■ Collected data entries:
Begin
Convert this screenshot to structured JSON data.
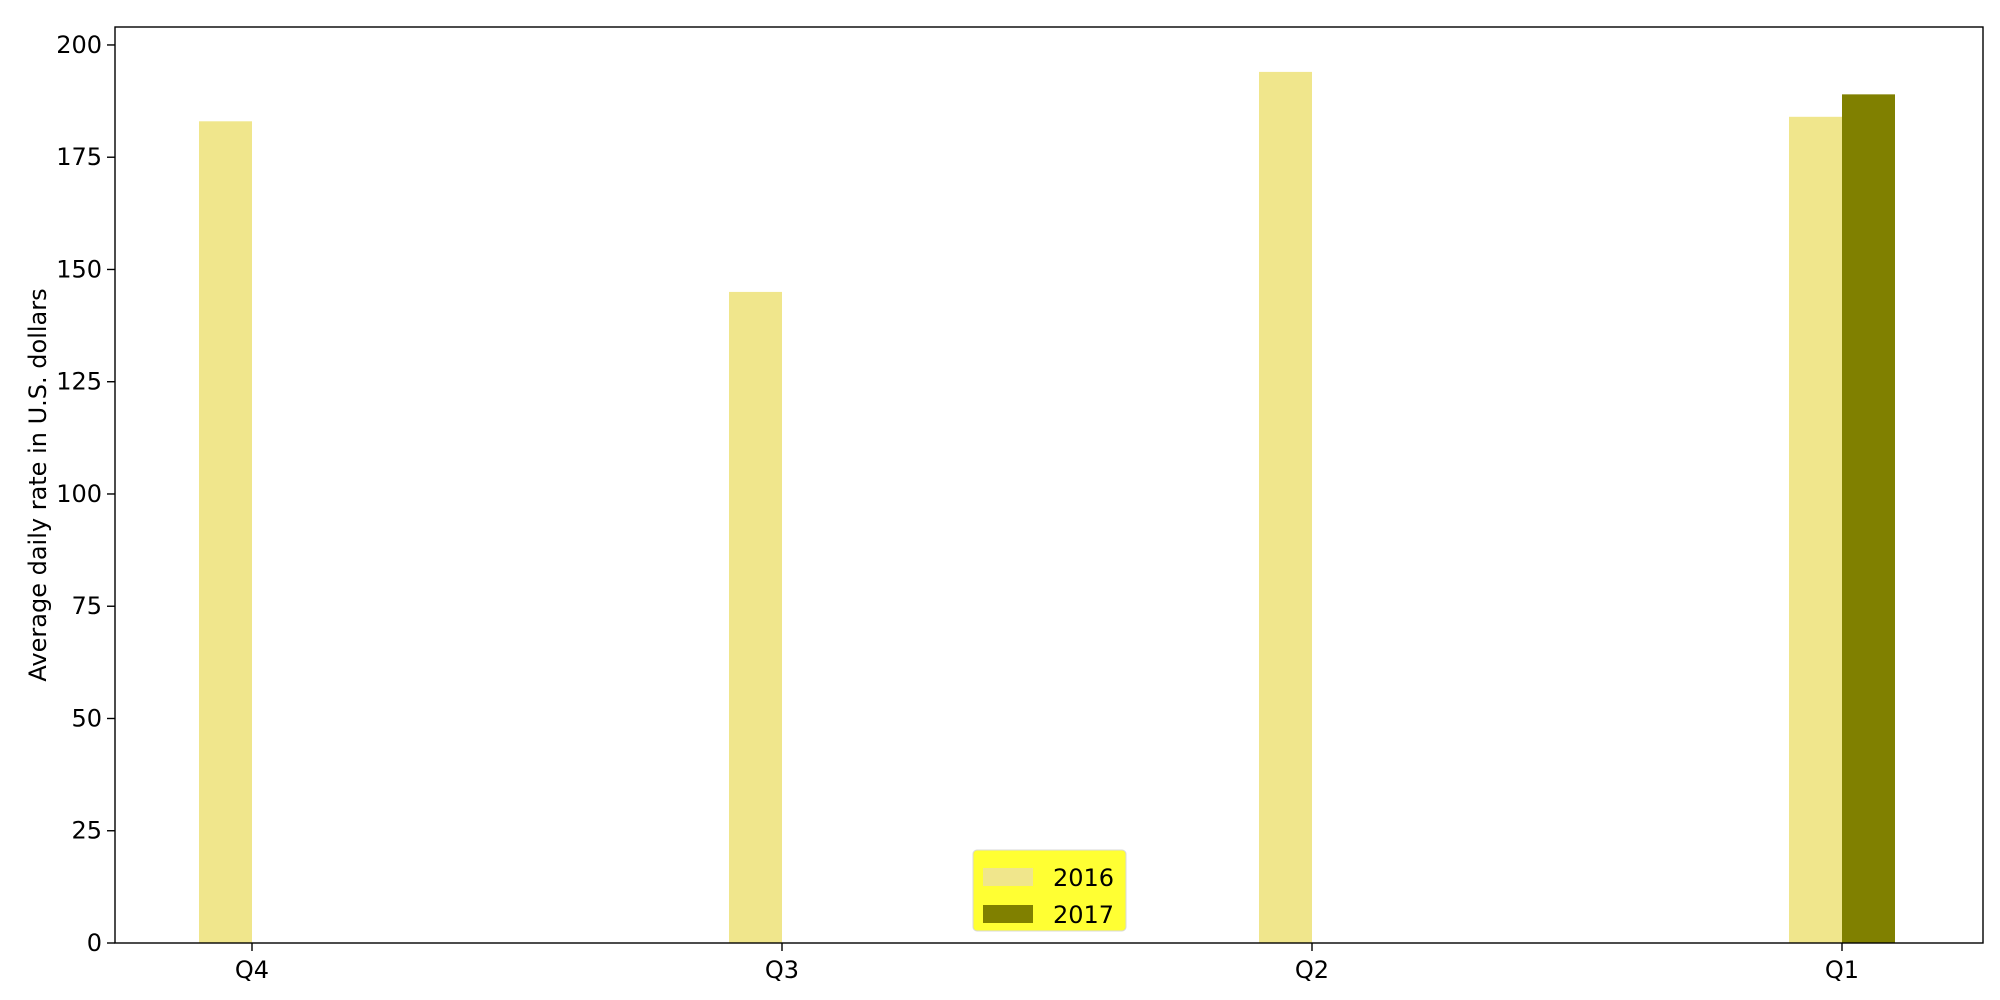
{
  "chart_data": {
    "type": "bar",
    "title": "",
    "xlabel": "",
    "ylabel": "Average daily rate in U.S. dollars",
    "categories": [
      "Q4",
      "Q3",
      "Q2",
      "Q1"
    ],
    "series": [
      {
        "name": "2016",
        "color": "#F0E68C",
        "values": [
          183,
          145,
          194,
          184
        ]
      },
      {
        "name": "2017",
        "color": "#808000",
        "values": [
          null,
          null,
          null,
          189
        ]
      }
    ],
    "ylim": [
      0,
      204
    ],
    "yticks": [
      0,
      25,
      50,
      75,
      100,
      125,
      150,
      175,
      200
    ],
    "grid": false,
    "legend": {
      "position": "bottom-center",
      "background": "#FFFF33"
    }
  }
}
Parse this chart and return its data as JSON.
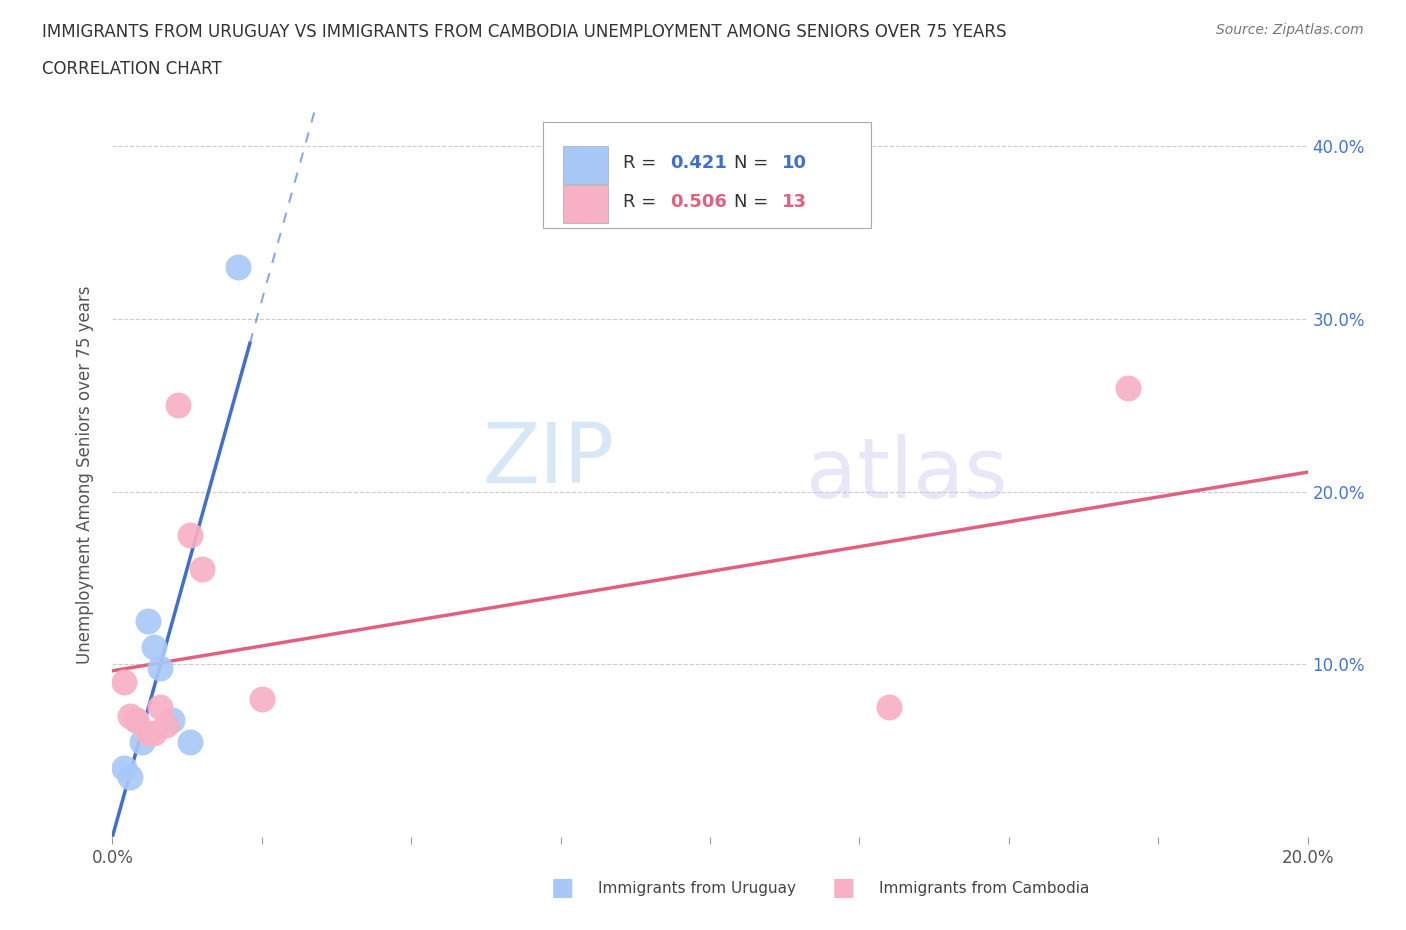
{
  "title_line1": "IMMIGRANTS FROM URUGUAY VS IMMIGRANTS FROM CAMBODIA UNEMPLOYMENT AMONG SENIORS OVER 75 YEARS",
  "title_line2": "CORRELATION CHART",
  "source": "Source: ZipAtlas.com",
  "ylabel": "Unemployment Among Seniors over 75 years",
  "xlim": [
    0.0,
    0.2
  ],
  "ylim": [
    0.0,
    0.42
  ],
  "xtick_positions": [
    0.0,
    0.025,
    0.05,
    0.075,
    0.1,
    0.125,
    0.15,
    0.175,
    0.2
  ],
  "ytick_positions": [
    0.0,
    0.1,
    0.2,
    0.3,
    0.4
  ],
  "ytick_labels_right": [
    "",
    "10.0%",
    "20.0%",
    "30.0%",
    "40.0%"
  ],
  "uruguay_color": "#a8c8f8",
  "uruguay_line_color": "#4070cc",
  "cambodia_color": "#f8b0c4",
  "cambodia_line_color": "#e06080",
  "uruguay_R": "0.421",
  "uruguay_N": "10",
  "cambodia_R": "0.506",
  "cambodia_N": "13",
  "uruguay_x": [
    0.002,
    0.003,
    0.004,
    0.005,
    0.006,
    0.007,
    0.008,
    0.01,
    0.013,
    0.021
  ],
  "uruguay_y": [
    0.04,
    0.035,
    0.068,
    0.055,
    0.125,
    0.11,
    0.098,
    0.068,
    0.055,
    0.33
  ],
  "cambodia_x": [
    0.002,
    0.003,
    0.004,
    0.006,
    0.007,
    0.008,
    0.009,
    0.011,
    0.013,
    0.015,
    0.025,
    0.13,
    0.17
  ],
  "cambodia_y": [
    0.09,
    0.07,
    0.068,
    0.06,
    0.06,
    0.075,
    0.065,
    0.25,
    0.175,
    0.155,
    0.08,
    0.075,
    0.26
  ]
}
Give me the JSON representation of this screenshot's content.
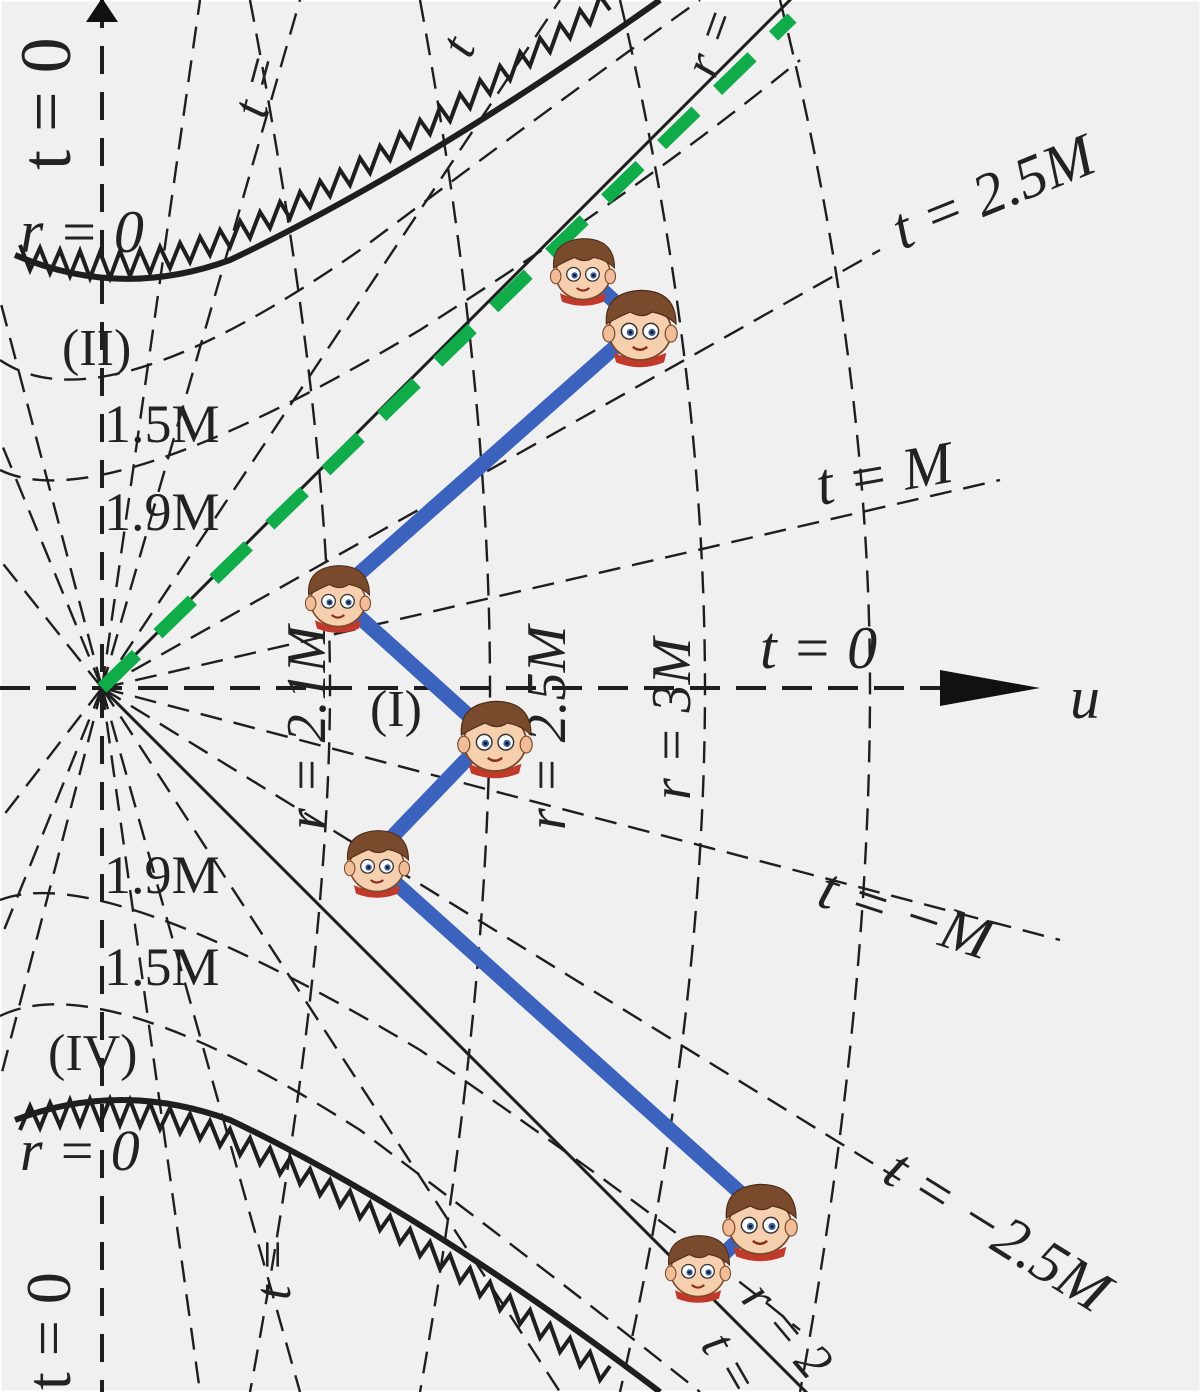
{
  "labels": {
    "r_zero_top": "r = 0",
    "r_zero_bottom": "r = 0",
    "t_zero_left_top": "t = 0",
    "t_zero_left_bottom": "t = 0",
    "region_ii": "(II)",
    "region_i": "(I)",
    "region_iv": "(IV)",
    "r_1_5m_top": "1.5M",
    "r_1_9m_top": "1.9M",
    "r_1_9m_bottom": "1.9M",
    "r_1_5m_bottom": "1.5M",
    "r_2_1m": "r = 2.1M",
    "r_2_5m": "r = 2.5M",
    "r_3m": "r = 3M",
    "t_2_5m": "t = 2.5M",
    "t_m": "t = M",
    "t_0": "t = 0",
    "t_neg_m": "t = −M",
    "t_neg_2_5m": "t = −2.5M",
    "u_axis": "u",
    "t_equals_top_a": "t =",
    "t_equals_top_b": "t",
    "r_equals_top": "r =",
    "t_equals_bottom_a": "t =",
    "t_equals_bottom_b": "t =",
    "r_equals_bottom": "r = 2"
  },
  "observers": [
    {
      "name": "boy-head-1"
    },
    {
      "name": "boy-head-2"
    },
    {
      "name": "boy-head-3"
    },
    {
      "name": "boy-head-4"
    },
    {
      "name": "boy-head-5"
    },
    {
      "name": "boy-head-6"
    },
    {
      "name": "boy-head-7"
    },
    {
      "name": "boy-head-8"
    }
  ],
  "colors": {
    "worldline": "#3b62bd",
    "light_ray": "#11ac4a",
    "ink": "#1e1e1e",
    "background": "#f0f0f0"
  }
}
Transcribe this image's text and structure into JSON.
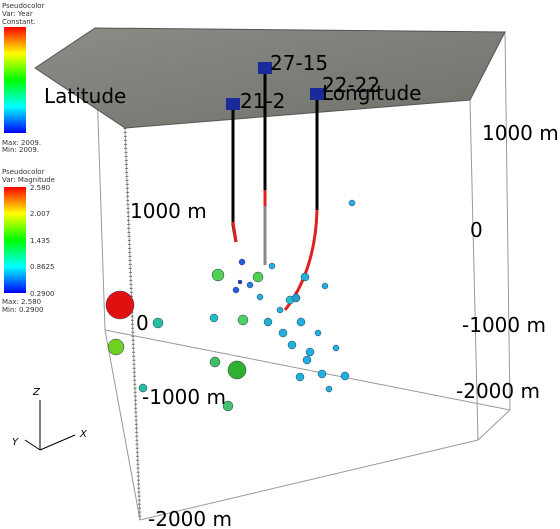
{
  "legend_year": {
    "title": "Pseudocolor",
    "var": "Var: Year",
    "note": "Constant.",
    "max": "Max: 2009.",
    "min": "Min: 2009."
  },
  "legend_magnitude": {
    "title": "Pseudocolor",
    "var": "Var: Magnitude",
    "ticks": [
      "2.580",
      "2.007",
      "1.435",
      "0.8625",
      "0.2900"
    ],
    "max": "Max: 2.580",
    "min": "Min: 0.2900"
  },
  "axes": {
    "latitude": "Latitude",
    "longitude": "Longitude",
    "right_labels": [
      "1000 m",
      "0",
      "-1000 m",
      "-2000 m"
    ],
    "left_labels": [
      "1000 m",
      "0",
      "-1000 m",
      "-2000 m"
    ]
  },
  "wells": [
    "27-15",
    "21-2",
    "22-22"
  ],
  "triad": {
    "z": "Z",
    "y": "Y",
    "x": "X"
  }
}
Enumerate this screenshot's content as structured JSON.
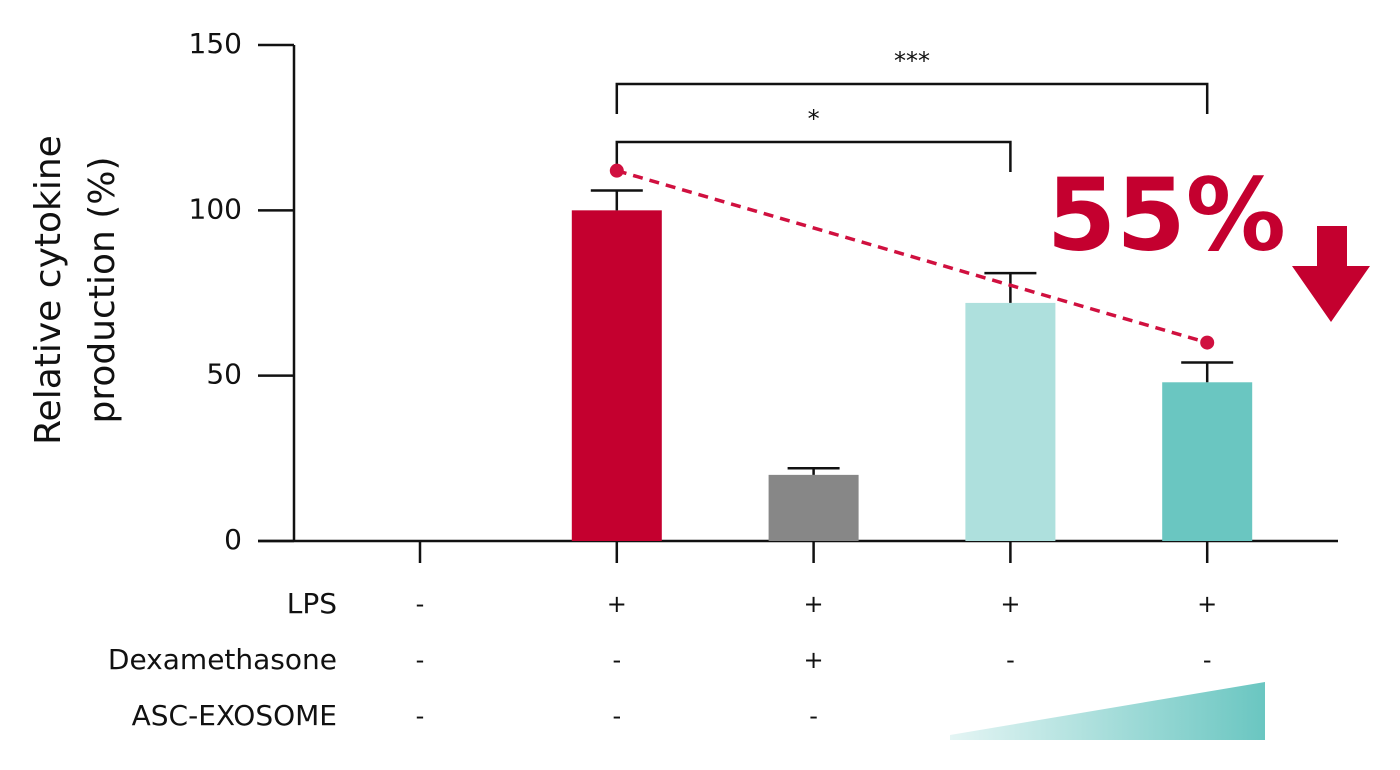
{
  "chart_data": {
    "type": "bar",
    "ylabel": [
      "Relative cytokine",
      "production (%)"
    ],
    "categories": [
      null,
      null,
      null,
      null,
      null
    ],
    "values": [
      0,
      100,
      20,
      72,
      48
    ],
    "errors": [
      null,
      6,
      2,
      9,
      6
    ],
    "colors": [
      "#c4002f",
      "#c4002f",
      "#878787",
      "#aee0dd",
      "#6ac6c1"
    ],
    "ylim": [
      0,
      150
    ],
    "yticks": [
      0,
      50,
      100,
      150
    ],
    "conditions": [
      {
        "name": "LPS",
        "values": [
          "-",
          "+",
          "+",
          "+",
          "+"
        ]
      },
      {
        "name": "Dexamethasone",
        "values": [
          "-",
          "-",
          "+",
          "-",
          "-"
        ]
      },
      {
        "name": "ASC-EXOSOME",
        "values": [
          "-",
          "-",
          "-",
          null,
          null
        ]
      }
    ],
    "significance": [
      {
        "label": "*"
      },
      {
        "label": "***"
      }
    ],
    "trend": {
      "values": [
        112,
        60
      ],
      "color": "#d0103f"
    },
    "callout": "55%"
  }
}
End
■ Prompt:
Go through the data above and find the lines with the word "structured". Copy each of those lines.

■ Solution:
Convert this screenshot to structured JSON data.
Enumerate this screenshot's content as structured JSON.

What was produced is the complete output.